| Entries provided |
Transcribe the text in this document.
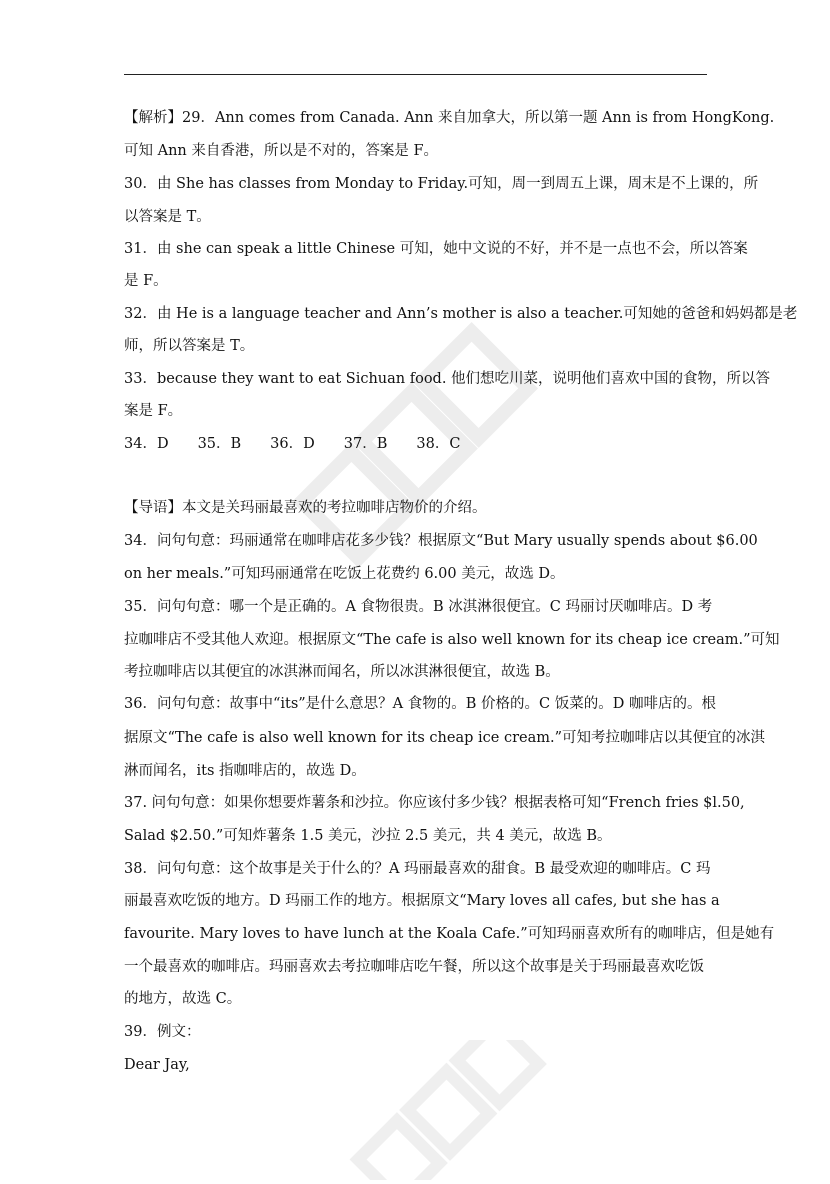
【解析】29．Ann comes from Canada. Ann 来自加拿大，所以第一题 Ann is from HongKong.
可知 Ann 来自香港，所以是不对的，答案是 F。
30．由 She has classes from Monday to Friday.可知，周一到周五上课，周末是不上课的，所
以答案是 T。
31．由 she can speak a little Chinese 可知，她中文说的不好，并不是一点也不会，所以答案
是 F。
32．由 He is a language teacher and Ann’s mother is also a teacher.可知她的爸爸和妈妈都是老
师，所以答案是 T。
33．because they want to eat Sichuan food. 他们想吃川菜，说明他们喜欢中国的食物，所以答
案是 F。
34．D　　35．B　　36．D　　37．B　　38．C
【导语】本文是关玛丽最喜欢的考拉咖啡店物价的介绍。
34．问句句意：玛丽通常在咖啡店花多少钱？根据原文“But Mary usually spends about $6.00
on her meals.”可知玛丽通常在吃饭上花费约 6.00 美元，故选 D。
35．问句句意：哪一个是正确的。A 食物很贵。B 冰淇淋很便宜。C 玛丽讨厌咖啡店。D 考
拉咖啡店不受其他人欢迎。根据原文“The cafe is also well known for its cheap ice cream.”可知
考拉咖啡店以其便宜的冰淇淋而闻名，所以冰淇淋很便宜，故选 B。
36．问句句意：故事中“its”是什么意思？A 食物的。B 价格的。C 饭菜的。D 咖啡店的。根
据原文“The cafe is also well known for its cheap ice cream.”可知考拉咖啡店以其便宜的冰淇
淋而闻名，its 指咖啡店的，故选 D。
37. 问句句意：如果你想要炸薯条和沙拉。你应该付多少钱？根据表格可知“French fries $l.50,
Salad $2.50.”可知炸薯条 1.5 美元，沙拉 2.5 美元，共 4 美元，故选 B。
38．问句句意：这个故事是关于什么的？A 玛丽最喜欢的甜食。B 最受欢迎的咖啡店。C 玛
丽最喜欢吃饭的地方。D 玛丽工作的地方。根据原文“Mary loves all cafes, but she has a
favourite. Mary loves to have lunch at the Koala Cafe.”可知玛丽喜欢所有的咖啡店，但是她有
一个最喜欢的咖啡店。玛丽喜欢去考拉咖啡店吃午餐，所以这个故事是关于玛丽最喜欢吃饭
的地方，故选 C。
39．例文：
Dear Jay,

| Task requirements |
Return all lines with the word "known" in them.

| Solution to the problem |
拉咖啡店不受其他人欢迎。根据原文“The cafe is also well known for its cheap ice cream.”可知
据原文“The cafe is also well known for its cheap ice cream.”可知考拉咖啡店以其便宜的冰淇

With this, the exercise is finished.